→ **EXERCISE**: Set down, without alteration, the lines from the one that contains "Type out the text in this image." through the final line of the material below.

→ **RECORDS SHOWN**:
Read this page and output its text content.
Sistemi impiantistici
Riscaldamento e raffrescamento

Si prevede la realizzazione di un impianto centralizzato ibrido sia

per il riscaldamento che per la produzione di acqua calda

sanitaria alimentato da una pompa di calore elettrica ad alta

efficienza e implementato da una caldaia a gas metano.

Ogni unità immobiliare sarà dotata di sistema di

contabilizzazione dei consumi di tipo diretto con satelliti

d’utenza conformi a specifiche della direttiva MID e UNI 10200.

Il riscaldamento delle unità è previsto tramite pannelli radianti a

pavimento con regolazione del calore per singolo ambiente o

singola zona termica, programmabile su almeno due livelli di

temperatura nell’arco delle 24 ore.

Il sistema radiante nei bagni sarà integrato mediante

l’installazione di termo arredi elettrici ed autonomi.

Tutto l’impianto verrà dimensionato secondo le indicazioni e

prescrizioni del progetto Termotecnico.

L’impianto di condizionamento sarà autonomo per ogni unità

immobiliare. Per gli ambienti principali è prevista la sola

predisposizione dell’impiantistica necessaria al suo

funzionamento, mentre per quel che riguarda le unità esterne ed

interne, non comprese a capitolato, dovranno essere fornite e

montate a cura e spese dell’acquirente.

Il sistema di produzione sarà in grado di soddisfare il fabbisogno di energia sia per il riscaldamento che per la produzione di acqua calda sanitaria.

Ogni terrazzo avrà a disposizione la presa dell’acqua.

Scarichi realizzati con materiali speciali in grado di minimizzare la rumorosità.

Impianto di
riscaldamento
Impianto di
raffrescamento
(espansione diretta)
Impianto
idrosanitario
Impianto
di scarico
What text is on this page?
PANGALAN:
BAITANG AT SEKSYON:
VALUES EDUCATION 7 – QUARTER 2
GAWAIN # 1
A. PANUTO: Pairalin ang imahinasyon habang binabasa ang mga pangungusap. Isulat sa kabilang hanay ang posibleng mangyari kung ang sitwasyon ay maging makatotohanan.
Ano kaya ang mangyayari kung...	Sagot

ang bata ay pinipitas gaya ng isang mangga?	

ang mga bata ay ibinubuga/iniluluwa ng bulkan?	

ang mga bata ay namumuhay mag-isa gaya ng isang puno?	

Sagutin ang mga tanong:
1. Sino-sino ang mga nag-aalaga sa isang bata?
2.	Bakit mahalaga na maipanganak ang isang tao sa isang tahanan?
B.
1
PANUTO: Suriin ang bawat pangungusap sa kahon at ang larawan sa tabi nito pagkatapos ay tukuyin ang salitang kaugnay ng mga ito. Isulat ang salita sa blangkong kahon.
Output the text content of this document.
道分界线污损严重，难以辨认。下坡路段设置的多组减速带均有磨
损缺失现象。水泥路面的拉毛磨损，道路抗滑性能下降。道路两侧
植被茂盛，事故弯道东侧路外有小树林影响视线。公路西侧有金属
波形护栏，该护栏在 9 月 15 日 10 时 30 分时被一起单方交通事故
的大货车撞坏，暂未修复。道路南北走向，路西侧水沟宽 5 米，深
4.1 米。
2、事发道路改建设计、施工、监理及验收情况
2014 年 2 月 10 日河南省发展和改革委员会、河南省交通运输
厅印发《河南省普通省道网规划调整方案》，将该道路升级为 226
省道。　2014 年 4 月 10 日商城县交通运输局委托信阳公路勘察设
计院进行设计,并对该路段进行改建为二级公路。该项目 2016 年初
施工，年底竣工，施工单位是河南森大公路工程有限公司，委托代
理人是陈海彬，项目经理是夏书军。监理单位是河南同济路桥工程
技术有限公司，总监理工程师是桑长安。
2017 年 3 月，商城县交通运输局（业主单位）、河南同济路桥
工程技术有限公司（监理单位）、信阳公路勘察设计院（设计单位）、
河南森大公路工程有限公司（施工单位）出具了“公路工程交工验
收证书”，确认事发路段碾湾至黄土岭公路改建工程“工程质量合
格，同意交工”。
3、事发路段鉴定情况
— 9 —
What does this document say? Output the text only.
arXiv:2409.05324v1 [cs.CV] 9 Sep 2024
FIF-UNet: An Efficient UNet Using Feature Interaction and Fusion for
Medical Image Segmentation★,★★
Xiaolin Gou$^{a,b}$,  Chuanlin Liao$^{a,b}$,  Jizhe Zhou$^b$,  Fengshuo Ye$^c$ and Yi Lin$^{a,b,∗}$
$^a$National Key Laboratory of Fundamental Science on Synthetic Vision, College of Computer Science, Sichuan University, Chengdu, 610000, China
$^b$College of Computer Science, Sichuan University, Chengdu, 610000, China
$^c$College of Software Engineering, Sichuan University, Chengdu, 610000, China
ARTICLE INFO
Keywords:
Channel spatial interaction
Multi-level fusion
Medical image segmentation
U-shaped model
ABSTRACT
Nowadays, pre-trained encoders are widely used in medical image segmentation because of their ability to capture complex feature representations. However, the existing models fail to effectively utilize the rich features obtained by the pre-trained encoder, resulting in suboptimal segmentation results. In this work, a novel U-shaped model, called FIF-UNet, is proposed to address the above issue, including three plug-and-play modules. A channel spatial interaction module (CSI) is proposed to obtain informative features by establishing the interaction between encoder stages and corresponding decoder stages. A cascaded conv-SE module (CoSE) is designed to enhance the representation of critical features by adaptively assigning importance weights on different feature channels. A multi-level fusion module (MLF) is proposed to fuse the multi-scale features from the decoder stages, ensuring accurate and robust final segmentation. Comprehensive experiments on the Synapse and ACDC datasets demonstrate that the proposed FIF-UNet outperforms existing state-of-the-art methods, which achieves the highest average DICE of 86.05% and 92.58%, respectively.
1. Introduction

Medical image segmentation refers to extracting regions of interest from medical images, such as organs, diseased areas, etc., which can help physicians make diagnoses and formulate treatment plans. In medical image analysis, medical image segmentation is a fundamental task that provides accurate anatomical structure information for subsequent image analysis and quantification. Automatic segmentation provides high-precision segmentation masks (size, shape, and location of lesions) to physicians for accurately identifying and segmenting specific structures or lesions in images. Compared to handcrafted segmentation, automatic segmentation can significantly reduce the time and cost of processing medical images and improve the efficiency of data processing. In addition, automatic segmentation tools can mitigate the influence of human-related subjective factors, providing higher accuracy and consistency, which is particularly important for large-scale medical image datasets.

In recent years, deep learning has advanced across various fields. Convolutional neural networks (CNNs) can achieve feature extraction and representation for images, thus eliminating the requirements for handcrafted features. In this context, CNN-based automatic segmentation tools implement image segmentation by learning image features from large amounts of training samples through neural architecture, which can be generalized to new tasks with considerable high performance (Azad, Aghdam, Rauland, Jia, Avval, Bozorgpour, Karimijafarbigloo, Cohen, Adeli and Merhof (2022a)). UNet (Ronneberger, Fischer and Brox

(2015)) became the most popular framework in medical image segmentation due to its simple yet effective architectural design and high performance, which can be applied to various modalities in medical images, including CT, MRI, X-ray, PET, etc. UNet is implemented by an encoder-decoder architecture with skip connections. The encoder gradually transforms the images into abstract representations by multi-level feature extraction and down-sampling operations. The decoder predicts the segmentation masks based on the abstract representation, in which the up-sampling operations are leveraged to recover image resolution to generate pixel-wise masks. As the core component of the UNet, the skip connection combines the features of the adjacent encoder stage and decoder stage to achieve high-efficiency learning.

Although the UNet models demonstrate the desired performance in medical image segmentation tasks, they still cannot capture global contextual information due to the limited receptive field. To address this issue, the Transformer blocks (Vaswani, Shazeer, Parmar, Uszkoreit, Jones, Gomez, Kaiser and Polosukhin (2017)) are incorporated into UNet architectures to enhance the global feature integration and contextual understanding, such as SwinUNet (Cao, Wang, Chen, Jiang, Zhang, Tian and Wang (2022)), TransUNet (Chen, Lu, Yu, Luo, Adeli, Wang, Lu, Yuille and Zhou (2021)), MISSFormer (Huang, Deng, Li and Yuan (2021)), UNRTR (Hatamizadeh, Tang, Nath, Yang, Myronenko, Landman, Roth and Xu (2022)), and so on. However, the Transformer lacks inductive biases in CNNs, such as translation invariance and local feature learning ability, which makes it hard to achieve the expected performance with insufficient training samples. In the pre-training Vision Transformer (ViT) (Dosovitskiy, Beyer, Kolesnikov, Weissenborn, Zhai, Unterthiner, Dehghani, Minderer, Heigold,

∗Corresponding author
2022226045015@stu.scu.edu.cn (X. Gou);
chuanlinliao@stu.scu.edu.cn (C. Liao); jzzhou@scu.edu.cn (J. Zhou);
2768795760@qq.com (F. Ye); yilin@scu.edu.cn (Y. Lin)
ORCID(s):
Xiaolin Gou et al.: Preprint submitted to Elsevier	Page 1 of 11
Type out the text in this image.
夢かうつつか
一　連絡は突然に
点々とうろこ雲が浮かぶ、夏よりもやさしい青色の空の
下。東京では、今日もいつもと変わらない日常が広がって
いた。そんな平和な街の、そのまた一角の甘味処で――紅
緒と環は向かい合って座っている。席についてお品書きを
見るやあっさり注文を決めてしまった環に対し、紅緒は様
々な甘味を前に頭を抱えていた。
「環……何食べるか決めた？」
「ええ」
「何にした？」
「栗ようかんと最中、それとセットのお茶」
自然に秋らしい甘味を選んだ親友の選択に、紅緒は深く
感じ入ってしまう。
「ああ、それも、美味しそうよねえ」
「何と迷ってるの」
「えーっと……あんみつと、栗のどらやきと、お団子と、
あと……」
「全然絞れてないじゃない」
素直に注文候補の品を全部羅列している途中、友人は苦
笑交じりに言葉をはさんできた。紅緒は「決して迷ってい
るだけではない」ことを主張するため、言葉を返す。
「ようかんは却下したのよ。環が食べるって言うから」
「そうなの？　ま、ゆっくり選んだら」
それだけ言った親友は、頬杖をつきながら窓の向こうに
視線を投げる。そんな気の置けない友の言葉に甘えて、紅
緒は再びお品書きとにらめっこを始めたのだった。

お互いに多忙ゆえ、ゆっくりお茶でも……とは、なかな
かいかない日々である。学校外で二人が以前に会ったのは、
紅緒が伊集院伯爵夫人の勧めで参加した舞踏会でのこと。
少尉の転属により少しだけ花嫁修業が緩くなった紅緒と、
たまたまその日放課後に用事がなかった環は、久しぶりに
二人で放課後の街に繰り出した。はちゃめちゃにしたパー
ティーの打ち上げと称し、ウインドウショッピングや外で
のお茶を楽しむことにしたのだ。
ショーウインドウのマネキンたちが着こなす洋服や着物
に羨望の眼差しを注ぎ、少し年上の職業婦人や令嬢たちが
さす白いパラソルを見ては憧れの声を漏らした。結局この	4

→ **RESPONSE FOR THIS EXERCISE**:
Type out the text in this image.
夢かうつつか
一　連絡は突然に
点々とうろこ雲が浮かぶ、夏よりもやさしい青色の空の
下。東京では、今日もいつもと変わらない日常が広がって
いた。そんな平和な街の、そのまた一角の甘味処で――紅
緒と環は向かい合って座っている。席についてお品書きを
見るやあっさり注文を決めてしまった環に対し、紅緒は様
々な甘味を前に頭を抱えていた。
「環……何食べるか決めた？」
「ええ」
「何にした？」
「栗ようかんと最中、それとセットのお茶」
自然に秋らしい甘味を選んだ親友の選択に、紅緒は深く
感じ入ってしまう。
「ああ、それも、美味しそうよねえ」
「何と迷ってるの」
「えーっと……あんみつと、栗のどらやきと、お団子と、
あと……」
「全然絞れてないじゃない」
素直に注文候補の品を全部羅列している途中、友人は苦
笑交じりに言葉をはさんできた。紅緒は「決して迷ってい
るだけではない」ことを主張するため、言葉を返す。
「ようかんは却下したのよ。環が食べるって言うから」
「そうなの？　ま、ゆっくり選んだら」
それだけ言った親友は、頬杖をつきながら窓の向こうに
視線を投げる。そんな気の置けない友の言葉に甘えて、紅
緒は再びお品書きとにらめっこを始めたのだった。

お互いに多忙ゆえ、ゆっくりお茶でも……とは、なかな
かいかない日々である。学校外で二人が以前に会ったのは、
紅緒が伊集院伯爵夫人の勧めで参加した舞踏会でのこと。
少尉の転属により少しだけ花嫁修業が緩くなった紅緒と、
たまたまその日放課後に用事がなかった環は、久しぶりに
二人で放課後の街に繰り出した。はちゃめちゃにしたパー
ティーの打ち上げと称し、ウインドウショッピングや外で
のお茶を楽しむことにしたのだ。
ショーウインドウのマネキンたちが着こなす洋服や着物
に羨望の眼差しを注ぎ、少し年上の職業婦人や令嬢たちが
さす白いパラソルを見ては憧れの声を漏らした。結局この	4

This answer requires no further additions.